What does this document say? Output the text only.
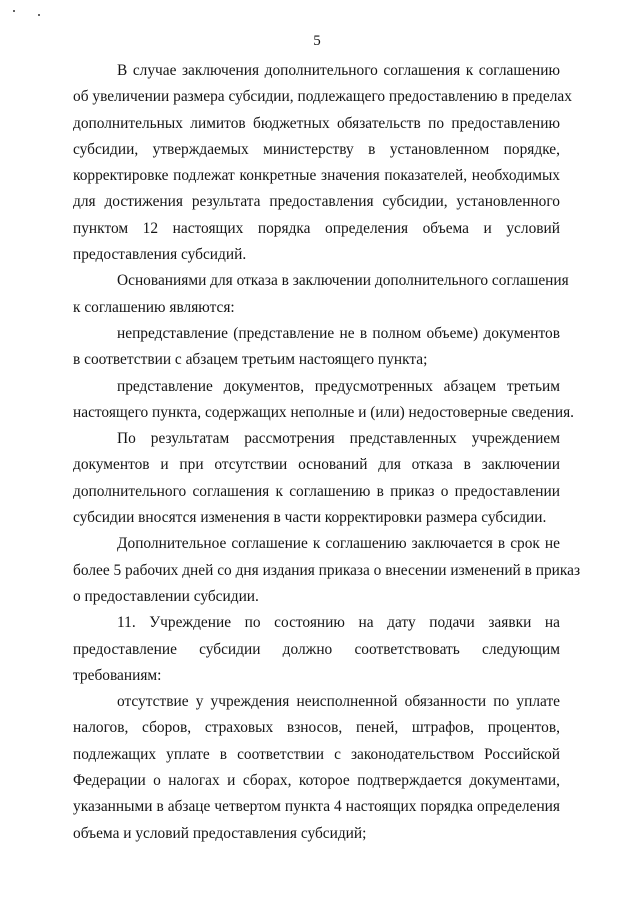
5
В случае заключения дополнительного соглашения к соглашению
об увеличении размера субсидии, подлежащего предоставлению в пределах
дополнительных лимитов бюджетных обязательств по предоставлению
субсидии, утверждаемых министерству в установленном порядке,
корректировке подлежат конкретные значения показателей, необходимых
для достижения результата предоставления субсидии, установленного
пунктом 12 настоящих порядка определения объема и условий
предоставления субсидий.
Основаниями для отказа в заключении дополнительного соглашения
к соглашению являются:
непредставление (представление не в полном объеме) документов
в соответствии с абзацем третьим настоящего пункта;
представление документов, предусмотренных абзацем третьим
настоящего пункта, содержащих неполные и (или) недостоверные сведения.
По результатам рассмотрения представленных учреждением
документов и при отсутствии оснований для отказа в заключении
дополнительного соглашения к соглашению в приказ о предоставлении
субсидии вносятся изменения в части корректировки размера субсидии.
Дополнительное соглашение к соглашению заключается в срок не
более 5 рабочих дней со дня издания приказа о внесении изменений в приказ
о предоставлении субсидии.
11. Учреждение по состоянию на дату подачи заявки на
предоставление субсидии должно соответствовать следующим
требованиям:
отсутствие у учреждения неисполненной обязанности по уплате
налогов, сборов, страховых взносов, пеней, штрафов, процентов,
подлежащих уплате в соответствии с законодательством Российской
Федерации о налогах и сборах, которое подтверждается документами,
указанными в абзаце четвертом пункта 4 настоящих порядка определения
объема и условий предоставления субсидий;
---
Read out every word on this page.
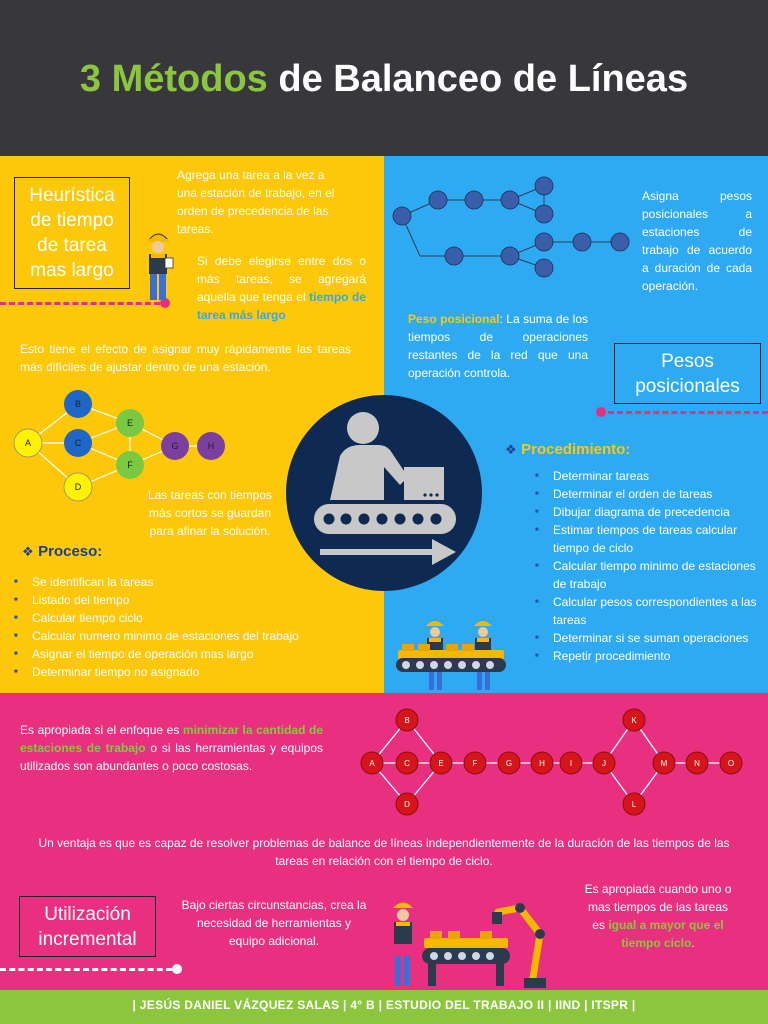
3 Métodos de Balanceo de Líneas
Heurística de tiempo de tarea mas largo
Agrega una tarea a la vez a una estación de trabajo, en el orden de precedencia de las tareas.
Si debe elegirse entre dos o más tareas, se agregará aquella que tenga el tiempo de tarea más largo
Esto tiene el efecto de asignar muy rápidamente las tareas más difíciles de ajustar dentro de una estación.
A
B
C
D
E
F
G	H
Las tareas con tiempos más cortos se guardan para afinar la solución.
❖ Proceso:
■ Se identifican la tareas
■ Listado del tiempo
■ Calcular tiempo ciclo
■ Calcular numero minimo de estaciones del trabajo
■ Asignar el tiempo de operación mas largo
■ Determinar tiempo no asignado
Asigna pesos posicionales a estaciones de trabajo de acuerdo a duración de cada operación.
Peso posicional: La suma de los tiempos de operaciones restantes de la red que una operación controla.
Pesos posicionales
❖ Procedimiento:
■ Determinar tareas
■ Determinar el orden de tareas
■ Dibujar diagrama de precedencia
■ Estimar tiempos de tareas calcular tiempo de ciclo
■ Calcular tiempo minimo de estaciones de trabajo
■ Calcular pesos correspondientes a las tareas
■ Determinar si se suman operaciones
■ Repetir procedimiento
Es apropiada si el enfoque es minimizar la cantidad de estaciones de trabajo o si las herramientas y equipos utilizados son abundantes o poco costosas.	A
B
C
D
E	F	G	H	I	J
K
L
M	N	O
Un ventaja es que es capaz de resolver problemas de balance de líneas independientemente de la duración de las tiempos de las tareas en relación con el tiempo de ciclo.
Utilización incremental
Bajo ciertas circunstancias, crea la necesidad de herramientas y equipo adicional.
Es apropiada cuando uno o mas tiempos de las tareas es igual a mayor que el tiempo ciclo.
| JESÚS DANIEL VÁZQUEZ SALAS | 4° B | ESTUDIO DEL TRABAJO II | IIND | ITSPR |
...
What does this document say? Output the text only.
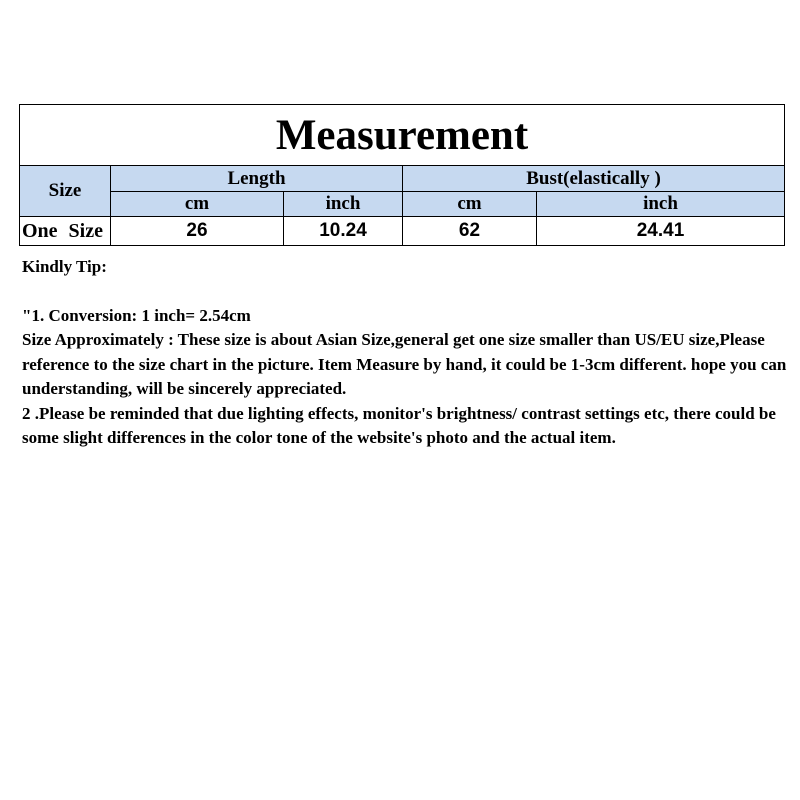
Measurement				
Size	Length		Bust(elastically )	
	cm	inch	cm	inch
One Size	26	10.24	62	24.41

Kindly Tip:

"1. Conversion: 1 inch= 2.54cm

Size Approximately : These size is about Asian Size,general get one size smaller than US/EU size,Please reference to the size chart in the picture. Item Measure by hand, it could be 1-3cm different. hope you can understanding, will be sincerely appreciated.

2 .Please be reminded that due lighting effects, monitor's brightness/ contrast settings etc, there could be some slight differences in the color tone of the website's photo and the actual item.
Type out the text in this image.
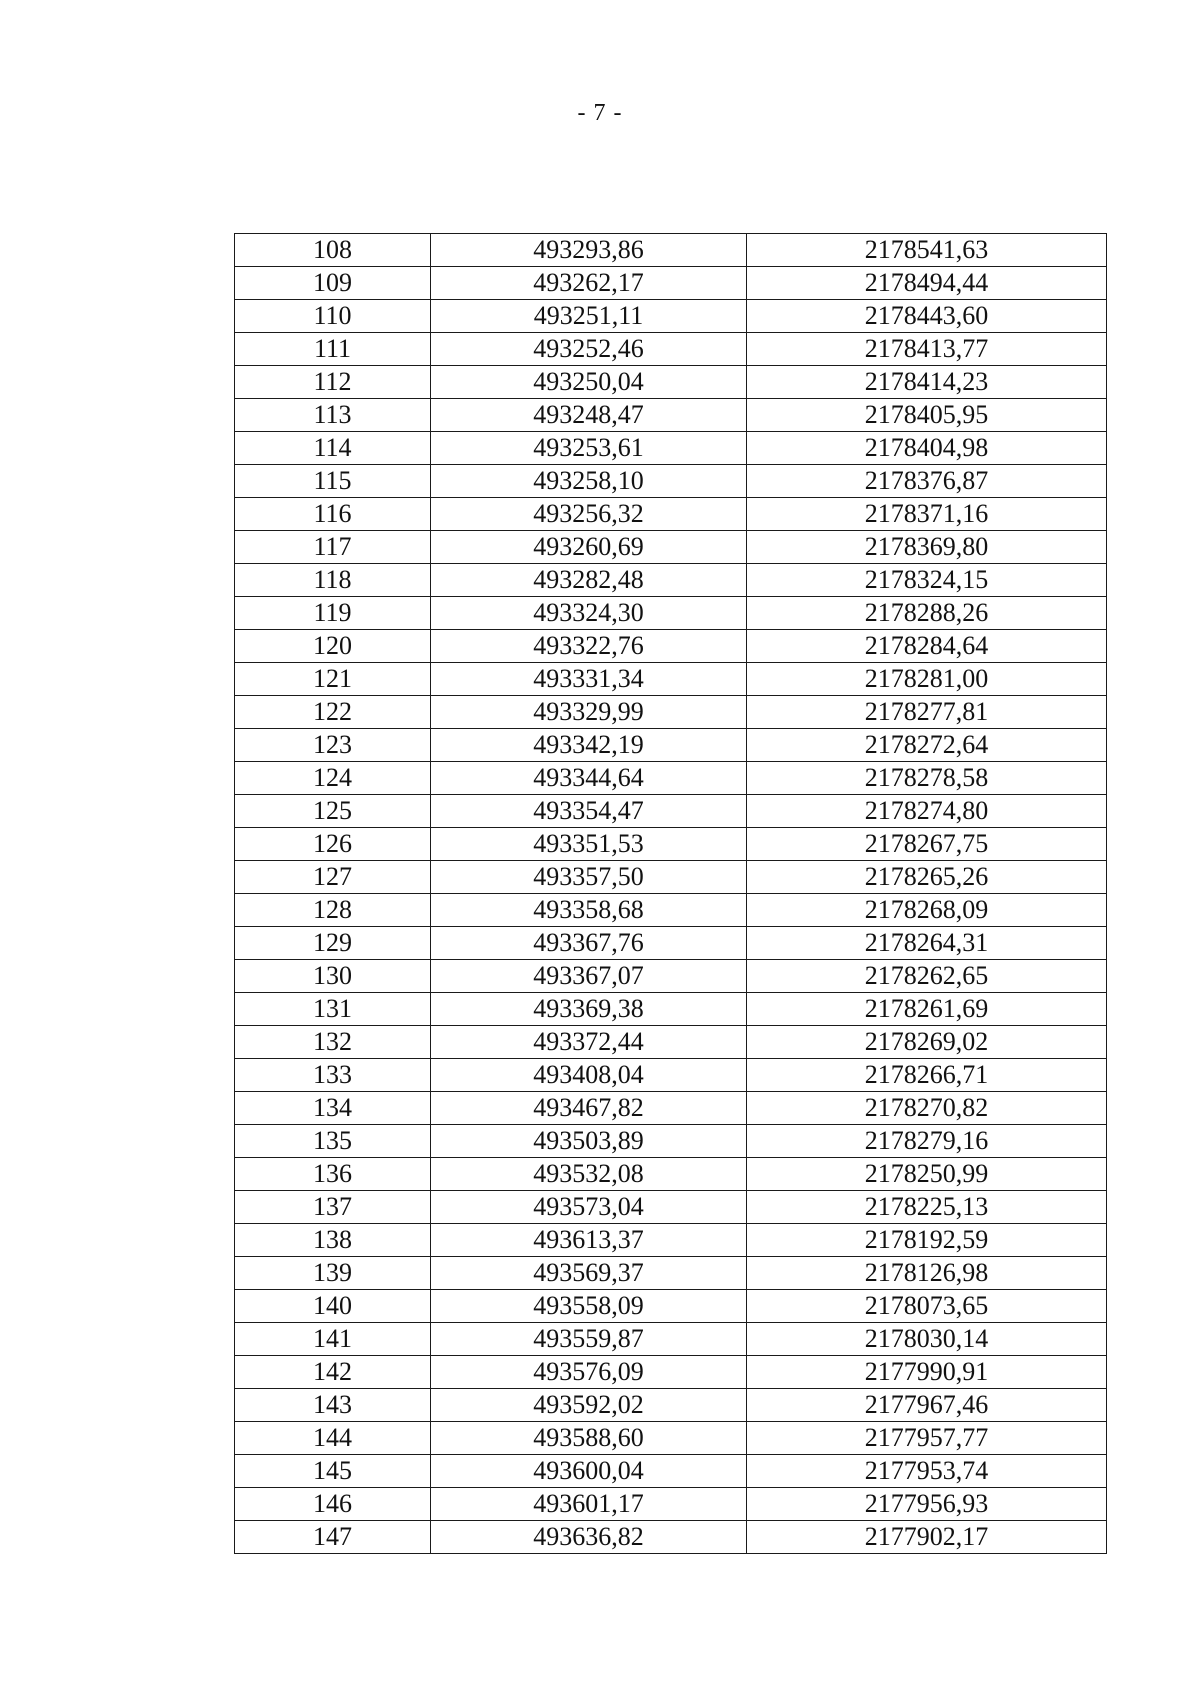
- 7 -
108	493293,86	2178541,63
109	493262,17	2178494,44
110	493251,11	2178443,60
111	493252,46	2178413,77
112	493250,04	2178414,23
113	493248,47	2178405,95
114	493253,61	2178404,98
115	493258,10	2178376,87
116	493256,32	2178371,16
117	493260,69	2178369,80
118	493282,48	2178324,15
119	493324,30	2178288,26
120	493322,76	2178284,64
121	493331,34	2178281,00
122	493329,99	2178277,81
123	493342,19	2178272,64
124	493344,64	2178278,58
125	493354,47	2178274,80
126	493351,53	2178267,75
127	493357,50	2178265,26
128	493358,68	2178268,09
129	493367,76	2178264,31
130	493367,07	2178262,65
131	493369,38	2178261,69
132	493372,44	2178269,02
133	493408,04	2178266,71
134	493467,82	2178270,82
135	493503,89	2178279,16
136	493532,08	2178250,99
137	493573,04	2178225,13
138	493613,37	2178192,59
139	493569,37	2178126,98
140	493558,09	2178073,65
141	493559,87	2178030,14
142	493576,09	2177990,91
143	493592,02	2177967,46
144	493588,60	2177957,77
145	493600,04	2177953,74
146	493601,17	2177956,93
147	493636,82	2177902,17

GIVEN TASK:
Read the entries above, then pull out the lines that include "соглашению".

SOLUTION FOR THIS PROBLEM:
В случае заключения дополнительного соглашения к соглашению
к соглашению являются:
дополнительного соглашения к соглашению в приказ о предоставлении
Дополнительное соглашение к соглашению заключается в срок не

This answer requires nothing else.